begin Material provided

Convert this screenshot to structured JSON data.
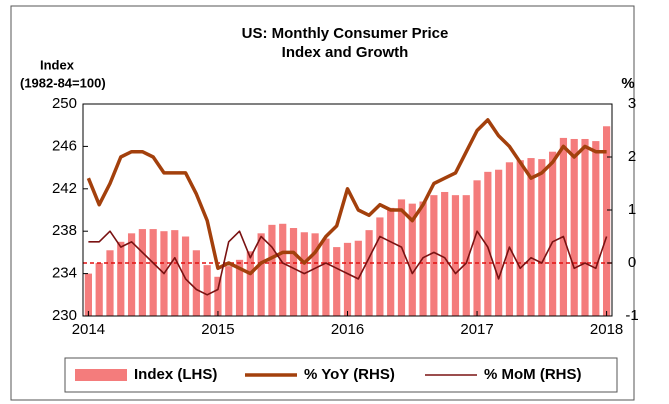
{
  "chart_data": {
    "type": "bar_line",
    "title": [
      "US: Monthly Consumer Price",
      "Index and Growth"
    ],
    "ylabel": [
      "Index",
      "(1982-84=100)"
    ],
    "y2label": "%",
    "categories": [
      "2014",
      null,
      null,
      null,
      null,
      null,
      null,
      null,
      null,
      null,
      null,
      null,
      "2015",
      null,
      null,
      null,
      null,
      null,
      null,
      null,
      null,
      null,
      null,
      null,
      "2016",
      null,
      null,
      null,
      null,
      null,
      null,
      null,
      null,
      null,
      null,
      null,
      "2017",
      null,
      null,
      null,
      null,
      null,
      null,
      null,
      null,
      null,
      null,
      null,
      "2018"
    ],
    "series": [
      {
        "name": "Index (LHS)",
        "kind": "bar",
        "color": "#f47c7c",
        "values": [
          234.0,
          235.0,
          236.2,
          237.0,
          237.8,
          238.2,
          238.2,
          238.0,
          238.1,
          237.5,
          236.2,
          234.8,
          233.7,
          234.7,
          235.3,
          236.1,
          237.8,
          238.6,
          238.7,
          238.3,
          237.9,
          237.8,
          237.3,
          236.5,
          236.9,
          237.1,
          238.1,
          239.3,
          240.2,
          241.0,
          240.6,
          240.8,
          241.4,
          241.7,
          241.4,
          241.4,
          242.8,
          243.6,
          243.8,
          244.5,
          244.7,
          244.9,
          244.8,
          245.5,
          246.8,
          246.7,
          246.7,
          246.5,
          247.9
        ]
      },
      {
        "name": "% YoY (RHS)",
        "kind": "line",
        "axis": "y2",
        "color": "#a3400c",
        "width": 3.5,
        "values": [
          1.6,
          1.1,
          1.5,
          2.0,
          2.1,
          2.1,
          2.0,
          1.7,
          1.7,
          1.7,
          1.3,
          0.8,
          -0.1,
          0.0,
          -0.1,
          -0.2,
          0.0,
          0.1,
          0.2,
          0.2,
          0.0,
          0.2,
          0.5,
          0.7,
          1.4,
          1.0,
          0.9,
          1.1,
          1.0,
          1.0,
          0.8,
          1.1,
          1.5,
          1.6,
          1.7,
          2.1,
          2.5,
          2.7,
          2.4,
          2.2,
          1.9,
          1.6,
          1.7,
          1.9,
          2.2,
          2.0,
          2.2,
          2.1,
          2.1
        ]
      },
      {
        "name": "% MoM (RHS)",
        "kind": "line",
        "axis": "y2",
        "color": "#7a1212",
        "width": 1.6,
        "values": [
          0.4,
          0.4,
          0.6,
          0.3,
          0.4,
          0.2,
          0.0,
          -0.2,
          0.1,
          -0.3,
          -0.5,
          -0.6,
          -0.5,
          0.4,
          0.6,
          0.1,
          0.5,
          0.3,
          0.0,
          -0.1,
          -0.2,
          -0.1,
          0.0,
          -0.1,
          -0.2,
          -0.3,
          0.1,
          0.5,
          0.4,
          0.3,
          -0.2,
          0.1,
          0.2,
          0.1,
          -0.2,
          0.0,
          0.6,
          0.3,
          -0.3,
          0.3,
          -0.1,
          0.1,
          0.0,
          0.4,
          0.5,
          -0.1,
          0.0,
          -0.1,
          0.5
        ]
      }
    ],
    "ylim": [
      230,
      250
    ],
    "yticks": [
      230,
      234,
      238,
      242,
      246,
      250
    ],
    "y2lim": [
      -1,
      3
    ],
    "y2ticks": [
      -1,
      0,
      1,
      2,
      3
    ],
    "reference_y2": 0,
    "reference_color": "#e01010",
    "legend": "bottom"
  }
}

end Material provided

Exercise directions
Retype the records exactly. Any image in them should not appear in what you write.

Task output
Convert this screenshot to structured JSON data.
{
  "chart_data": {
    "type": "bar_line",
    "title": [
      "US: Monthly Consumer Price",
      "Index and Growth"
    ],
    "ylabel": [
      "Index",
      "(1982-84=100)"
    ],
    "y2label": "%",
    "categories": [
      "2014",
      null,
      null,
      null,
      null,
      null,
      null,
      null,
      null,
      null,
      null,
      null,
      "2015",
      null,
      null,
      null,
      null,
      null,
      null,
      null,
      null,
      null,
      null,
      null,
      "2016",
      null,
      null,
      null,
      null,
      null,
      null,
      null,
      null,
      null,
      null,
      null,
      "2017",
      null,
      null,
      null,
      null,
      null,
      null,
      null,
      null,
      null,
      null,
      null,
      "2018"
    ],
    "series": [
      {
        "name": "Index (LHS)",
        "kind": "bar",
        "color": "#f47c7c",
        "values": [
          234.0,
          235.0,
          236.2,
          237.0,
          237.8,
          238.2,
          238.2,
          238.0,
          238.1,
          237.5,
          236.2,
          234.8,
          233.7,
          234.7,
          235.3,
          236.1,
          237.8,
          238.6,
          238.7,
          238.3,
          237.9,
          237.8,
          237.3,
          236.5,
          236.9,
          237.1,
          238.1,
          239.3,
          240.2,
          241.0,
          240.6,
          240.8,
          241.4,
          241.7,
          241.4,
          241.4,
          242.8,
          243.6,
          243.8,
          244.5,
          244.7,
          244.9,
          244.8,
          245.5,
          246.8,
          246.7,
          246.7,
          246.5,
          247.9
        ]
      },
      {
        "name": "% YoY (RHS)",
        "kind": "line",
        "axis": "y2",
        "color": "#a3400c",
        "width": 3.5,
        "values": [
          1.6,
          1.1,
          1.5,
          2.0,
          2.1,
          2.1,
          2.0,
          1.7,
          1.7,
          1.7,
          1.3,
          0.8,
          -0.1,
          0.0,
          -0.1,
          -0.2,
          0.0,
          0.1,
          0.2,
          0.2,
          0.0,
          0.2,
          0.5,
          0.7,
          1.4,
          1.0,
          0.9,
          1.1,
          1.0,
          1.0,
          0.8,
          1.1,
          1.5,
          1.6,
          1.7,
          2.1,
          2.5,
          2.7,
          2.4,
          2.2,
          1.9,
          1.6,
          1.7,
          1.9,
          2.2,
          2.0,
          2.2,
          2.1,
          2.1
        ]
      },
      {
        "name": "% MoM (RHS)",
        "kind": "line",
        "axis": "y2",
        "color": "#7a1212",
        "width": 1.6,
        "values": [
          0.4,
          0.4,
          0.6,
          0.3,
          0.4,
          0.2,
          0.0,
          -0.2,
          0.1,
          -0.3,
          -0.5,
          -0.6,
          -0.5,
          0.4,
          0.6,
          0.1,
          0.5,
          0.3,
          0.0,
          -0.1,
          -0.2,
          -0.1,
          0.0,
          -0.1,
          -0.2,
          -0.3,
          0.1,
          0.5,
          0.4,
          0.3,
          -0.2,
          0.1,
          0.2,
          0.1,
          -0.2,
          0.0,
          0.6,
          0.3,
          -0.3,
          0.3,
          -0.1,
          0.1,
          0.0,
          0.4,
          0.5,
          -0.1,
          0.0,
          -0.1,
          0.5
        ]
      }
    ],
    "ylim": [
      230,
      250
    ],
    "yticks": [
      230,
      234,
      238,
      242,
      246,
      250
    ],
    "y2lim": [
      -1,
      3
    ],
    "y2ticks": [
      -1,
      0,
      1,
      2,
      3
    ],
    "reference_y2": 0,
    "reference_color": "#e01010",
    "legend": "bottom"
  }
}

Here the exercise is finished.